## Task directions
Give as a numbered list every line of the listing below, from the line containing "price-series-line: [6, 0, 124, 206]" down to the line containing "volume-title: Volumes 3823: [4, 401, 106, 418]", both included, with any blank lines omitted.
..........
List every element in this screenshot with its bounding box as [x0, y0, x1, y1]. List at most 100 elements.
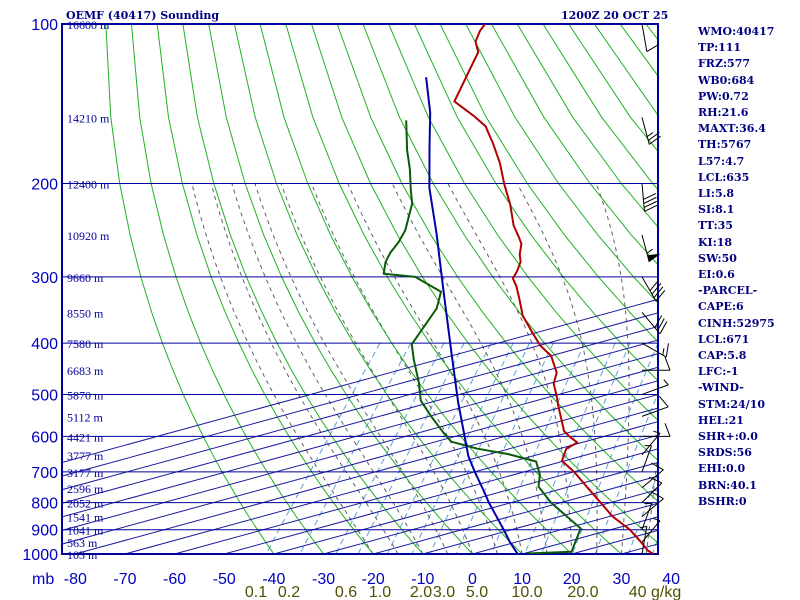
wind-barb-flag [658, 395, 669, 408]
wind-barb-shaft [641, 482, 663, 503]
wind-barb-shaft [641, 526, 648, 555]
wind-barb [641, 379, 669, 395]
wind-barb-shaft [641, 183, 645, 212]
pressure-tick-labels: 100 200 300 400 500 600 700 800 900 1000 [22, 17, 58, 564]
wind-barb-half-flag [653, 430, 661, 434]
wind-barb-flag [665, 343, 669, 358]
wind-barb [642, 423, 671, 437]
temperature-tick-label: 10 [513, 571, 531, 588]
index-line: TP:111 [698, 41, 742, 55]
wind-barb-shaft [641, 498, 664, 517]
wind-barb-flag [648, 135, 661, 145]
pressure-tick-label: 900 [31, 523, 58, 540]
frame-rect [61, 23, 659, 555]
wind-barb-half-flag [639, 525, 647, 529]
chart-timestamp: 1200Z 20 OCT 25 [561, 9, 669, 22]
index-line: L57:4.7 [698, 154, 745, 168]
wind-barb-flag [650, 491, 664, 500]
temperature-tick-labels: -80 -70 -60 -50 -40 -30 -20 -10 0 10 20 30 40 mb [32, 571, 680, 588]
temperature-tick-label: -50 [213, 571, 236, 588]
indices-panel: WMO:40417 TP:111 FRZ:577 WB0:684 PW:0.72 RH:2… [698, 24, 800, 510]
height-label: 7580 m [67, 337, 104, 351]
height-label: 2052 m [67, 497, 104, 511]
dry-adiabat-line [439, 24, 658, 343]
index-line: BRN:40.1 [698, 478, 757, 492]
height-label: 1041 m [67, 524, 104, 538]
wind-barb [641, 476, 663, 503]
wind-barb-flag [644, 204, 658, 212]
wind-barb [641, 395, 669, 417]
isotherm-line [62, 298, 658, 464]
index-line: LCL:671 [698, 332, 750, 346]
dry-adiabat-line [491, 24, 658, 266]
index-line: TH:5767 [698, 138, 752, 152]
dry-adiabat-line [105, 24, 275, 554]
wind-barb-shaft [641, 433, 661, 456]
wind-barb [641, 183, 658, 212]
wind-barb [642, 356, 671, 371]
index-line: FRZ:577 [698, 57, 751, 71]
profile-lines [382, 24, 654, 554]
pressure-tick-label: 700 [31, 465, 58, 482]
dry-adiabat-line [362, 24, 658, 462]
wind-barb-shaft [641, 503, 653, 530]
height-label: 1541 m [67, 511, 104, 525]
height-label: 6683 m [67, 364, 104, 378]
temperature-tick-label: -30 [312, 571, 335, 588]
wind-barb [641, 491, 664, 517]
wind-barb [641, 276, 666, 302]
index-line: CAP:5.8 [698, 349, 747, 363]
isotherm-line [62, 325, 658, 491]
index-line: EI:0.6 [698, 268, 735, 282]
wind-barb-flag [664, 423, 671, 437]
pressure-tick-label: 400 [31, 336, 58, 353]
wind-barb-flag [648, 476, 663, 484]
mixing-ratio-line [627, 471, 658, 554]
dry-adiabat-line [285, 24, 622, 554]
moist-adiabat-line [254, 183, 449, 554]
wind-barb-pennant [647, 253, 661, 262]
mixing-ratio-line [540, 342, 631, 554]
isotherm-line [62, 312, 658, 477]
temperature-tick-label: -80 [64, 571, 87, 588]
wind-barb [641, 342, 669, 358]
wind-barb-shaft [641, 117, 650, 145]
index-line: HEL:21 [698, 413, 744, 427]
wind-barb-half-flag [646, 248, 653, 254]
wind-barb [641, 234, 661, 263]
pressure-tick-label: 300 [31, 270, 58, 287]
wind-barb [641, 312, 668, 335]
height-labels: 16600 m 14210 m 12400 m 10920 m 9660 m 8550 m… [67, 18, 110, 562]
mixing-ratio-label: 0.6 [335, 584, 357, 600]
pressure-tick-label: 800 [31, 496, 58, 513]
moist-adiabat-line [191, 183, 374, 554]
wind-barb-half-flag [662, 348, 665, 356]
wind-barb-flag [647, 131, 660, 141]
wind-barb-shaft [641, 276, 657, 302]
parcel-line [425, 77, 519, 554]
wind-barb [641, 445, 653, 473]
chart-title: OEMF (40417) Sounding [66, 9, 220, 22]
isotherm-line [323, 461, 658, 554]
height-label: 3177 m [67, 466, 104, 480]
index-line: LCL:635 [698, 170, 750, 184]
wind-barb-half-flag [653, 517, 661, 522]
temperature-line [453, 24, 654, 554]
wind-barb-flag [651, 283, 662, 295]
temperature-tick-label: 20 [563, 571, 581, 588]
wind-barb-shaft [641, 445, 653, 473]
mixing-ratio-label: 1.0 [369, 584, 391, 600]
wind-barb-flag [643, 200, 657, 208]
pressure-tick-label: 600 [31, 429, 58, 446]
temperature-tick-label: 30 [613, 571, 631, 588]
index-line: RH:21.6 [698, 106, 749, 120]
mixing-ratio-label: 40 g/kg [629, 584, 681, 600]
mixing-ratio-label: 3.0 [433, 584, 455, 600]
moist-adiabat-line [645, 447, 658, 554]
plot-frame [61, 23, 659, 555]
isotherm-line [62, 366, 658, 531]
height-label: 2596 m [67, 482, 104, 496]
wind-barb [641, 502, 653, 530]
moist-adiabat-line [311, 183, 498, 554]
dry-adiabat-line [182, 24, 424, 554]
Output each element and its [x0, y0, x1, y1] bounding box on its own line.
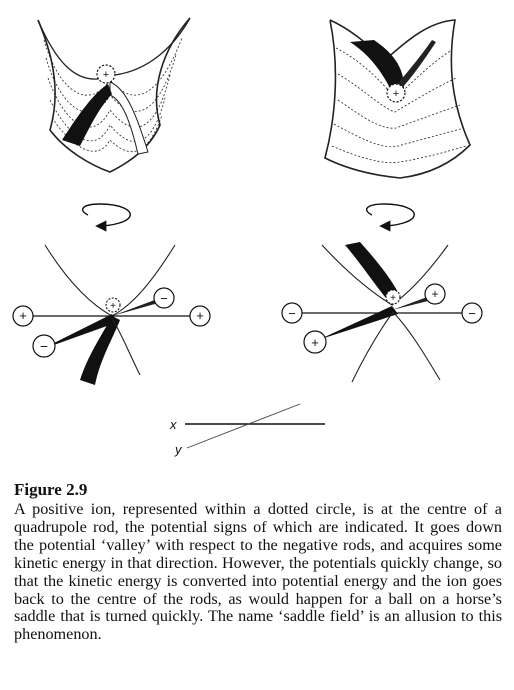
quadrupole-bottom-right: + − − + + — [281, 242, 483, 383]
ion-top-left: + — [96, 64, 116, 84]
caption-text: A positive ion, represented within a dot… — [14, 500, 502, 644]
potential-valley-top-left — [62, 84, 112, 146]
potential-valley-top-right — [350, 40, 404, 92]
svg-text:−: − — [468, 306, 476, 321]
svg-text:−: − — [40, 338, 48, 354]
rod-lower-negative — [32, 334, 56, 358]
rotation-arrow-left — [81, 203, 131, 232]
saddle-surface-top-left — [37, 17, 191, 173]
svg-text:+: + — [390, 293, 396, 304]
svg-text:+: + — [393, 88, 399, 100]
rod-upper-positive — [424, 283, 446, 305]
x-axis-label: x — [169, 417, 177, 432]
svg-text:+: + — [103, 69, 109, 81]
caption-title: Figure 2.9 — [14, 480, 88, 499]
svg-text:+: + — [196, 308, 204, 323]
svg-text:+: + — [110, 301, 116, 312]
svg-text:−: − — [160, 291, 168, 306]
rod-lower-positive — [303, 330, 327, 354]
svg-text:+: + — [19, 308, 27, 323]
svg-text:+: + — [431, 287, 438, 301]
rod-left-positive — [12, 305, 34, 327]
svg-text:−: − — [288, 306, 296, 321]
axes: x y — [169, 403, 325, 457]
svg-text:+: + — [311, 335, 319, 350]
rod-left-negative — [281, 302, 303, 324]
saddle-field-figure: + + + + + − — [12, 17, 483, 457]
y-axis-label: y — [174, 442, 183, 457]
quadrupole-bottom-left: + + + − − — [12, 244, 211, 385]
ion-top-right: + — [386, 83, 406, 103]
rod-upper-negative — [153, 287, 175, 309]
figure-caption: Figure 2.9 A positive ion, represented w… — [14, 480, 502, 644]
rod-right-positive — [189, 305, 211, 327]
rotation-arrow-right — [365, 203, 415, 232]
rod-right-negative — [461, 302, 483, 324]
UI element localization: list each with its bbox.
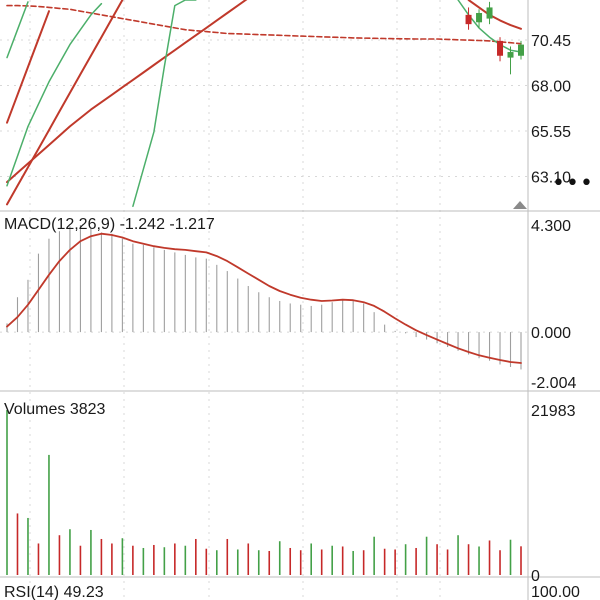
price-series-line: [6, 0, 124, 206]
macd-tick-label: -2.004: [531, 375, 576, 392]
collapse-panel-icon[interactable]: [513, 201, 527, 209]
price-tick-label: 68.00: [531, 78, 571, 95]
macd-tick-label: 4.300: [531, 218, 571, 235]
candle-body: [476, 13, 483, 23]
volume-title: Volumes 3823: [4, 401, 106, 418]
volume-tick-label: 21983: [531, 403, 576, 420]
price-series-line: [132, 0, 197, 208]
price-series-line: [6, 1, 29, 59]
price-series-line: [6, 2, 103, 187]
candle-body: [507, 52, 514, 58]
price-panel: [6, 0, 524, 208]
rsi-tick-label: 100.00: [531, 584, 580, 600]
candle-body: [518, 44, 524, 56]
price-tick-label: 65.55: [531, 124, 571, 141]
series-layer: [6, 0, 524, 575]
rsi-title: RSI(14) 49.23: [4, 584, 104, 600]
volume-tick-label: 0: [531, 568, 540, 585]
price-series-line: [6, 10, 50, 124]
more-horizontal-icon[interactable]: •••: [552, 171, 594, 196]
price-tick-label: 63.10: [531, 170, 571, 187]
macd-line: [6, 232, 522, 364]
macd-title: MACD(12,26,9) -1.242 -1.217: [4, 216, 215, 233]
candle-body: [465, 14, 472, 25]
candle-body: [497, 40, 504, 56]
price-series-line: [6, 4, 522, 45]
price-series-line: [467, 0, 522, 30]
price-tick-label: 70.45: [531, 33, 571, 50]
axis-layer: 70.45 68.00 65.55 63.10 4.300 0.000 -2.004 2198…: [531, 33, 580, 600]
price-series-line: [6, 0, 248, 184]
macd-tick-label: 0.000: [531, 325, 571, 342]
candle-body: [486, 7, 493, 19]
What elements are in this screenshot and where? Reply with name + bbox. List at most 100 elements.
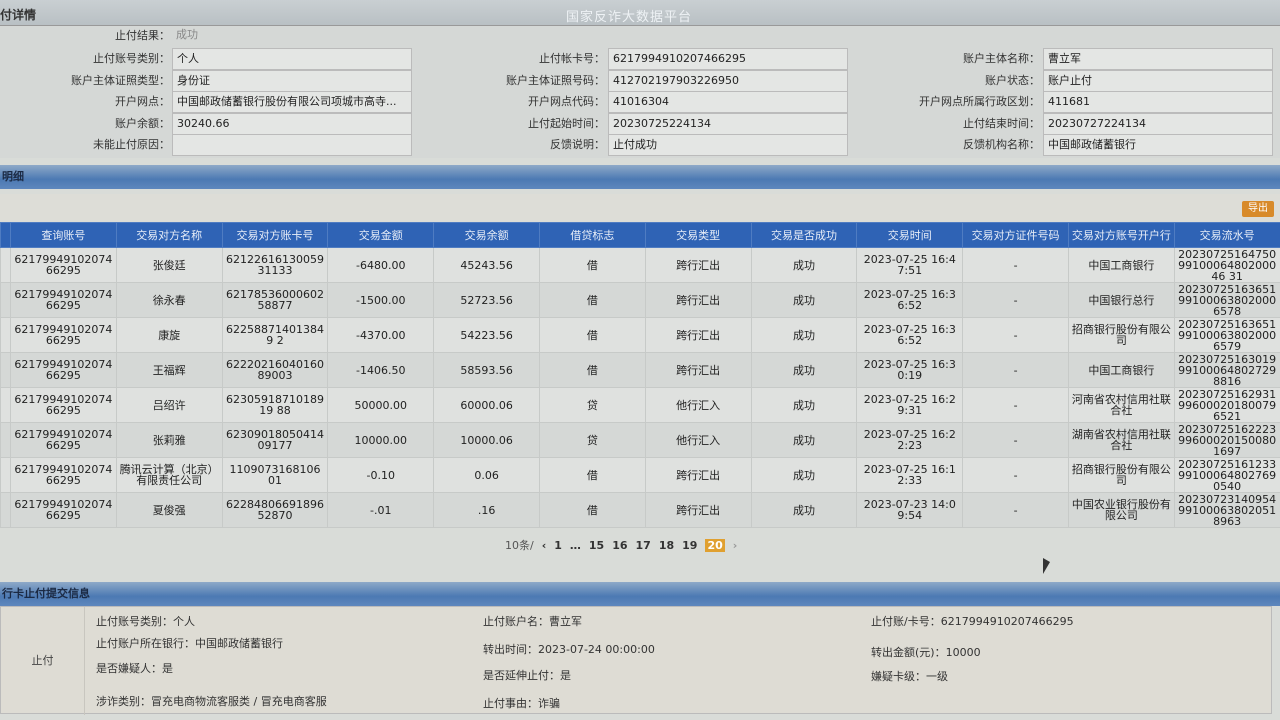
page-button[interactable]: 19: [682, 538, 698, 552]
..........
## Complete response
1. price-series-line: [6, 0, 124, 206]
2. macd-tick-label: -2.004: [531, 375, 576, 392]
3. collapse-panel-icon[interactable]: [513, 201, 527, 209]
4. price-tick-label: 68.00: [531, 78, 571, 95]
5. macd-tick-label: 4.300: [531, 218, 571, 235]
6. candle-body: [476, 13, 483, 23]
7. volume-title: Volumes 3823: [4, 401, 106, 418]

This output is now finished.